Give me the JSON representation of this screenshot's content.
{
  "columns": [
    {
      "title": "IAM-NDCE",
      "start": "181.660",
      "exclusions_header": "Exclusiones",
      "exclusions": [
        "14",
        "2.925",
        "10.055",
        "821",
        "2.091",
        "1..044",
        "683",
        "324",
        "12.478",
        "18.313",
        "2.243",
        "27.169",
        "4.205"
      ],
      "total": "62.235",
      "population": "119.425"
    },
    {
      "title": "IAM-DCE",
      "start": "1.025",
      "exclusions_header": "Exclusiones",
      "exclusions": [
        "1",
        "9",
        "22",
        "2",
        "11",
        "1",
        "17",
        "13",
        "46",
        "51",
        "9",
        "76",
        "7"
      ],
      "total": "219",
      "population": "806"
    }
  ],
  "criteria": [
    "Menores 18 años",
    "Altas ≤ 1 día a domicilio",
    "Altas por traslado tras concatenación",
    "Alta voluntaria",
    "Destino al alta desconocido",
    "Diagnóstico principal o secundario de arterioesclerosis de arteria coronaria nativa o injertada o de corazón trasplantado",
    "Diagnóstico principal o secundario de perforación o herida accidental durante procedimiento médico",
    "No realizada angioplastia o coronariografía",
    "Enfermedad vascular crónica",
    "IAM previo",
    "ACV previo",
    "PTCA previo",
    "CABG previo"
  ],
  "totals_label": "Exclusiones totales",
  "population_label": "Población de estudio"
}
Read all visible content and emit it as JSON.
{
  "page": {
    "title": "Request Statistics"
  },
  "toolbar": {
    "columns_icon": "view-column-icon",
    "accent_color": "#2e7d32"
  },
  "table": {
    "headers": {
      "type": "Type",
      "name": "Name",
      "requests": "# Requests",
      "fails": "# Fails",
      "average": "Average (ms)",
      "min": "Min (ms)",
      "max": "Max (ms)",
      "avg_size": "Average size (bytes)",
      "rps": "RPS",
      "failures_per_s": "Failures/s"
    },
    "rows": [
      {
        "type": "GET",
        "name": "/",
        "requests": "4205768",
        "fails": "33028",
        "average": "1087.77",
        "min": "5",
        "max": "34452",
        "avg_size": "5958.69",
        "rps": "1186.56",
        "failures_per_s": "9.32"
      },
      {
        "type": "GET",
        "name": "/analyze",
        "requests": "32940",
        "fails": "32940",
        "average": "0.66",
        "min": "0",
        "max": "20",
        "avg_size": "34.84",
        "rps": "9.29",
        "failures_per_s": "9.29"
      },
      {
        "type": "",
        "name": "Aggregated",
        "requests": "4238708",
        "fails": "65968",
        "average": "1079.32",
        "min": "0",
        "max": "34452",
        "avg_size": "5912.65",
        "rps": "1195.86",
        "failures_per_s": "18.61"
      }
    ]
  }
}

• • • • • • •

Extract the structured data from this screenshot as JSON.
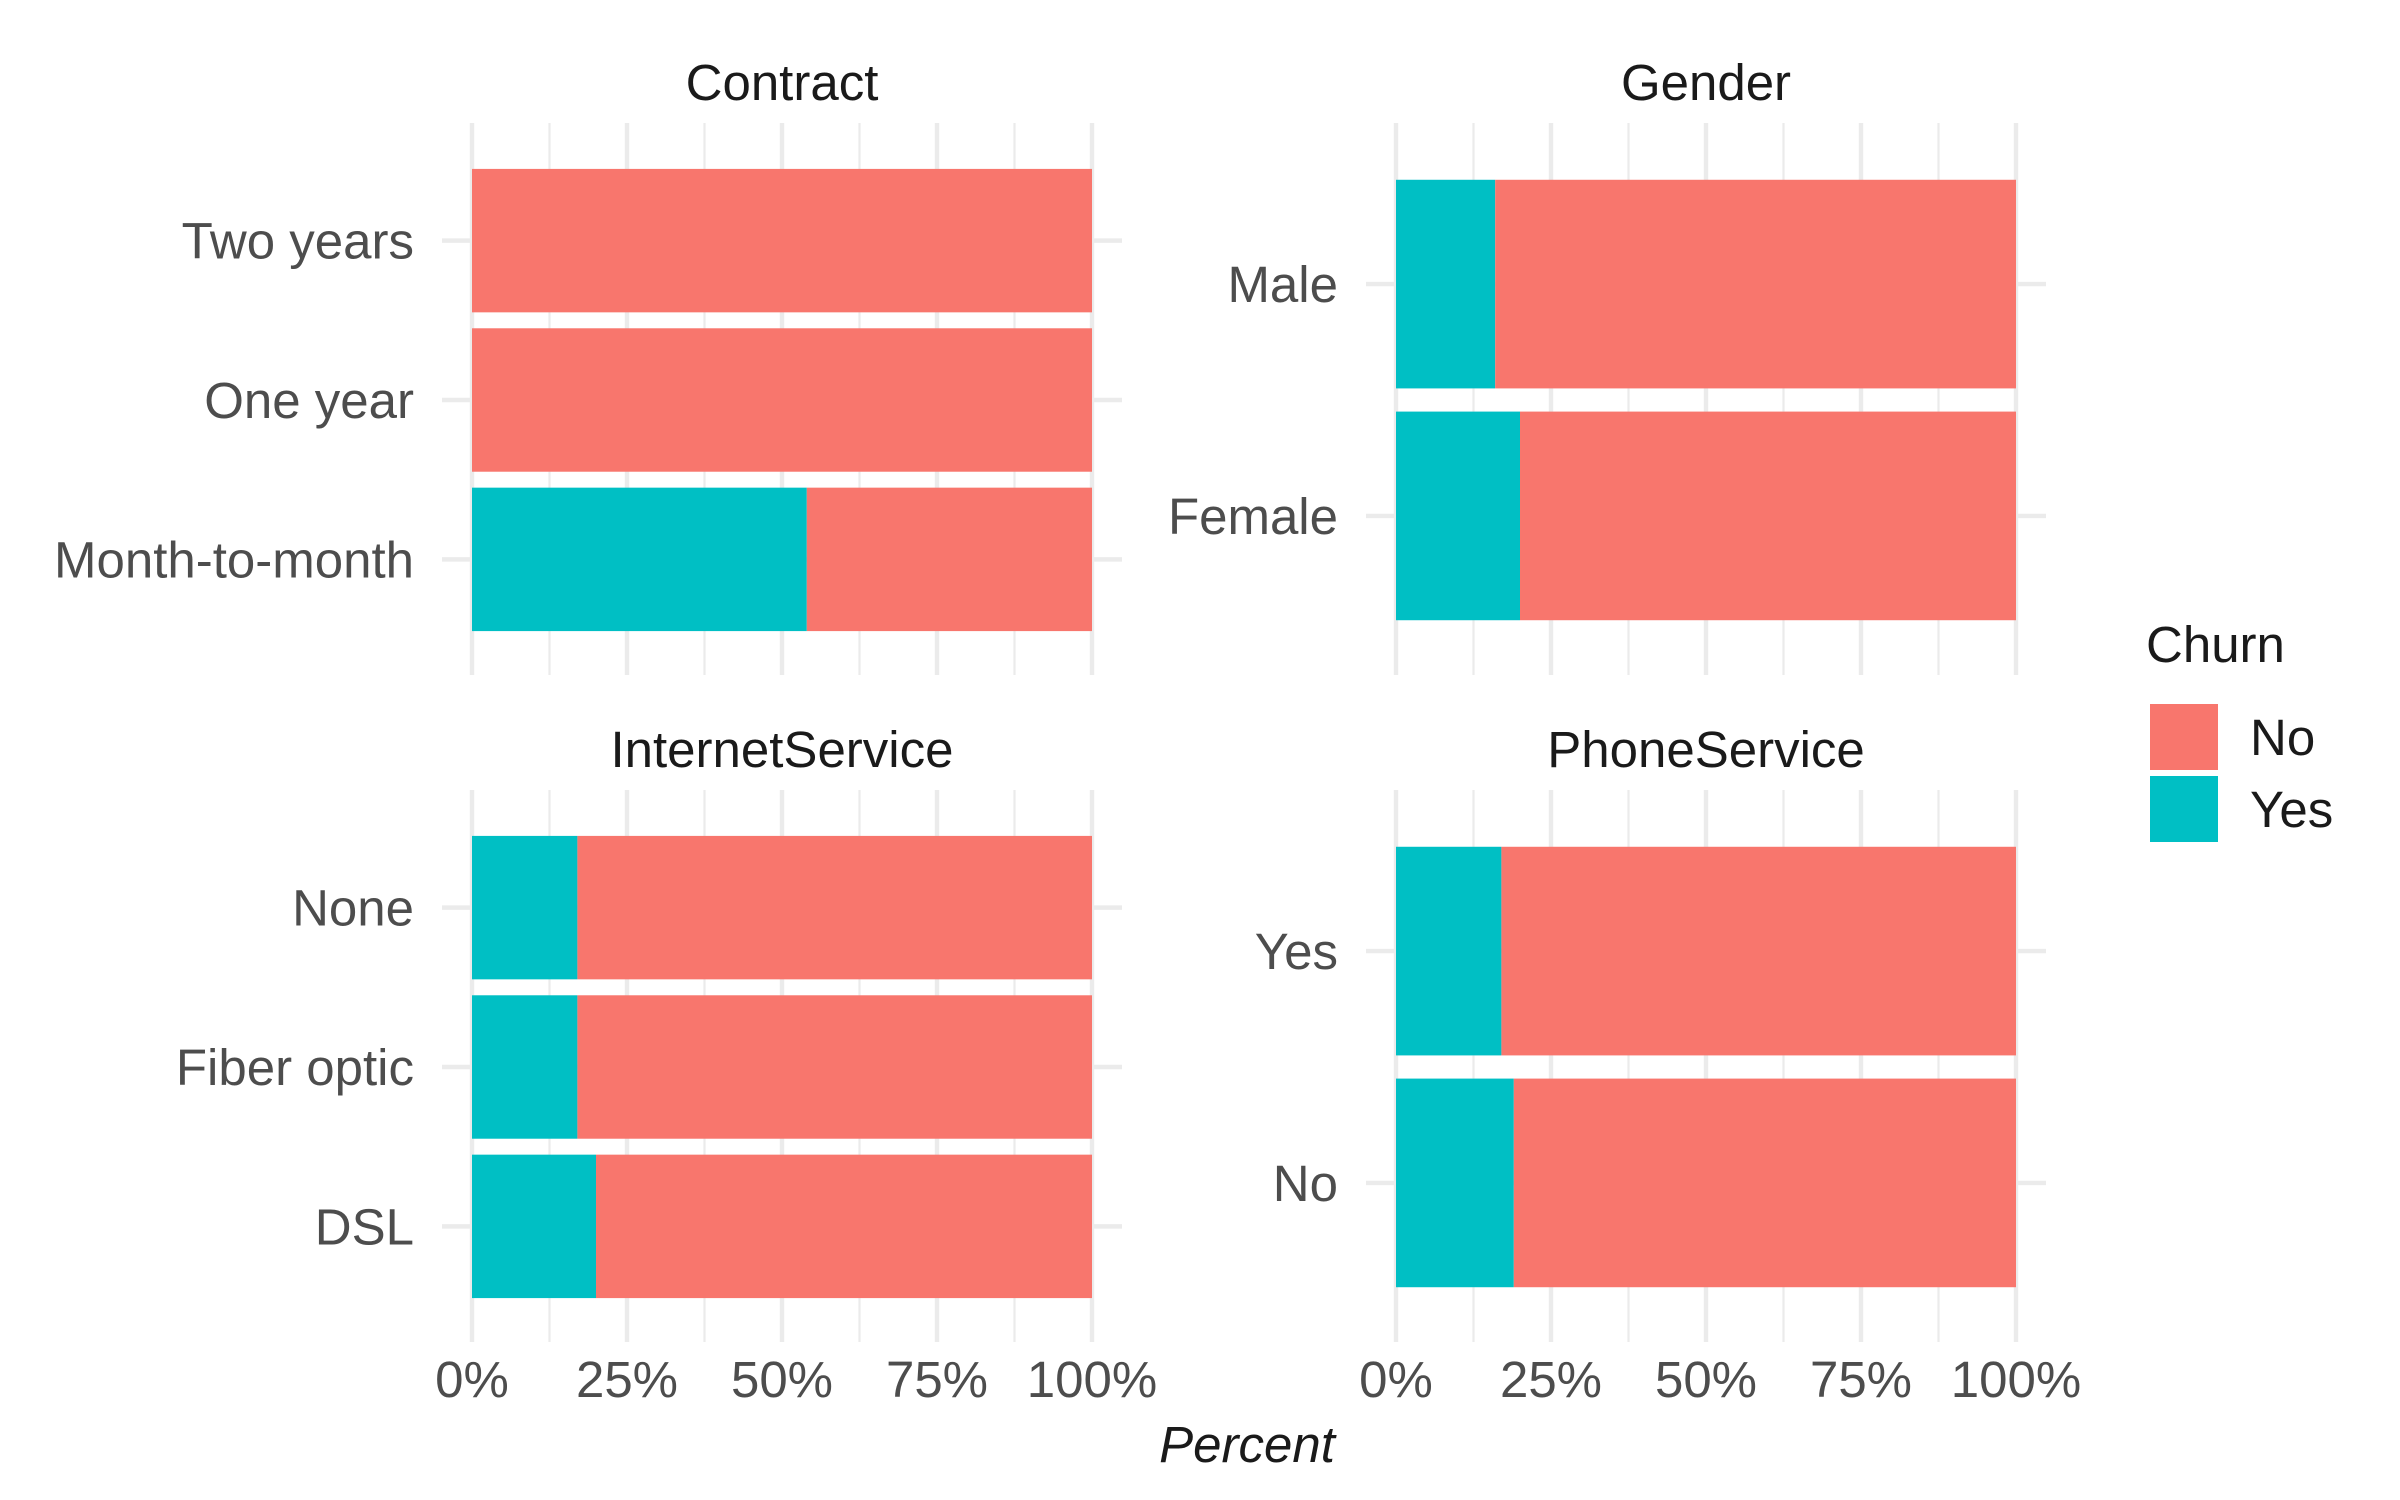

• • • • • • •

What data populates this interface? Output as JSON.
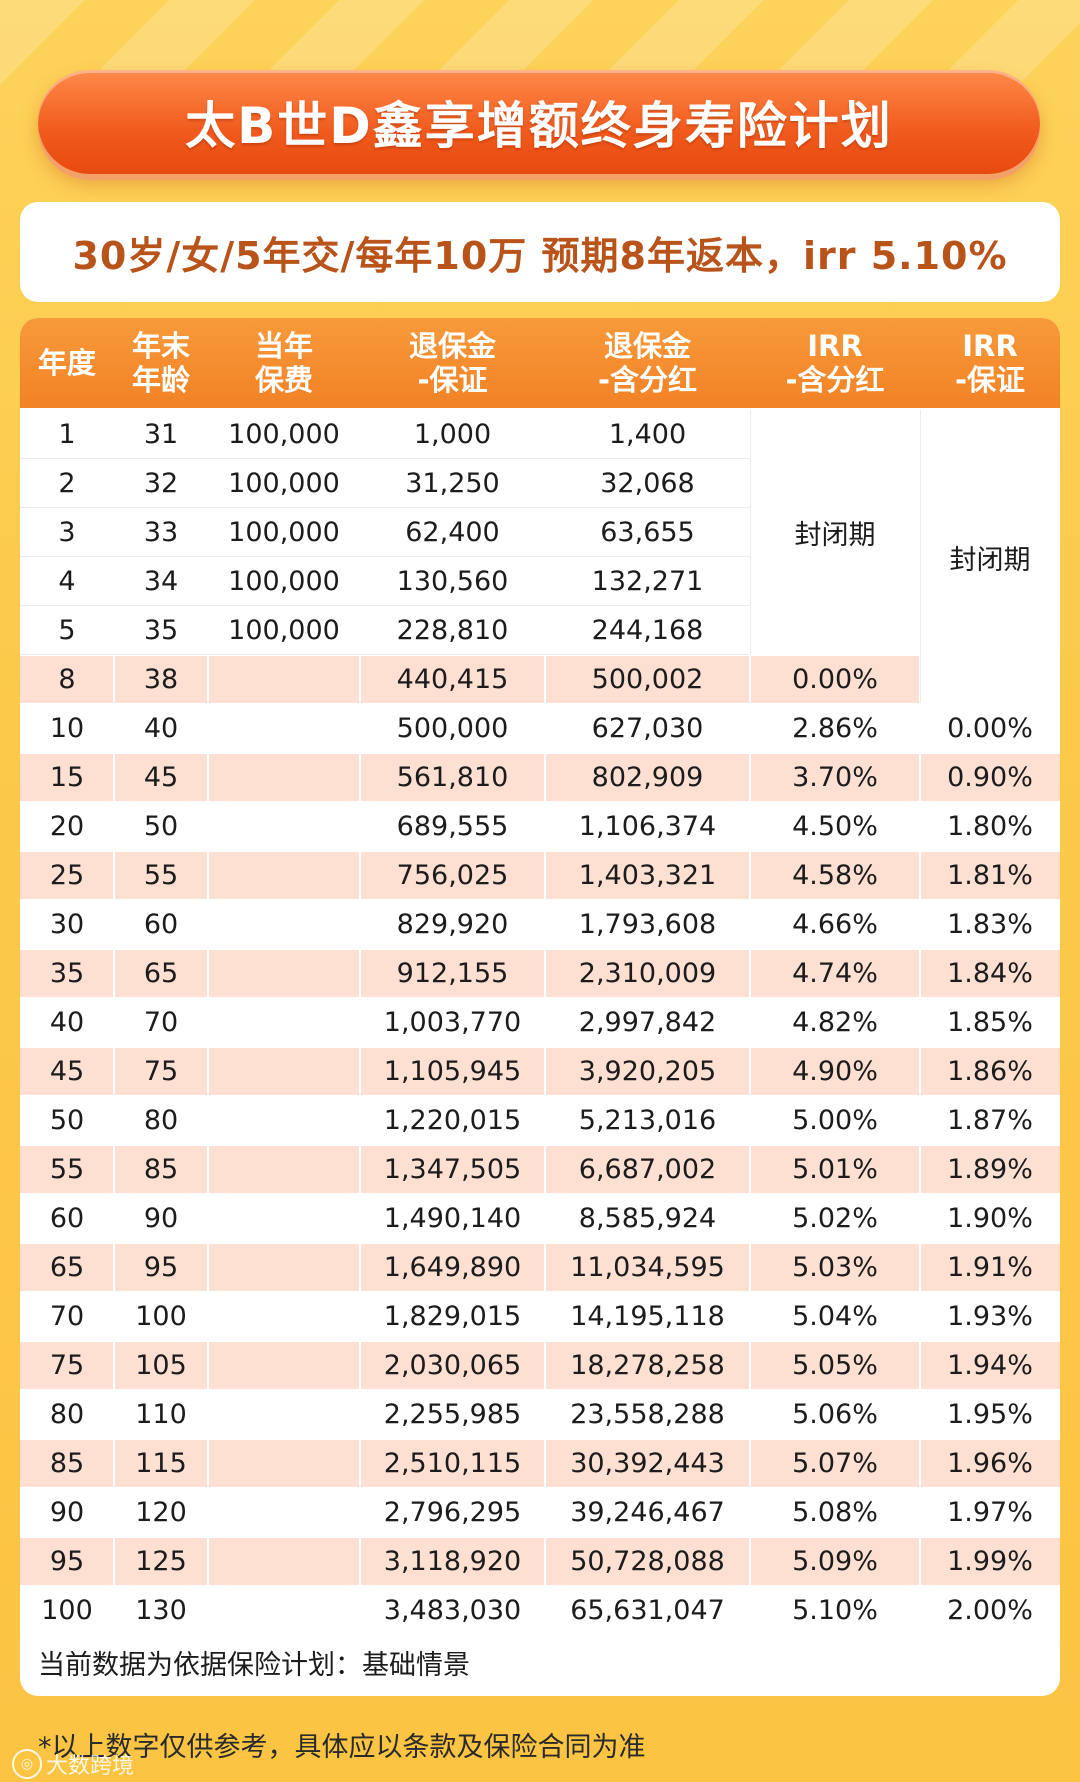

• • • • • • •

* Directions: Find the lines containing "data" and pull them out.

* Solution for this exercise:
Extract the structured data from this screenshot as JSON.
What data populates this interface? Output as JSON.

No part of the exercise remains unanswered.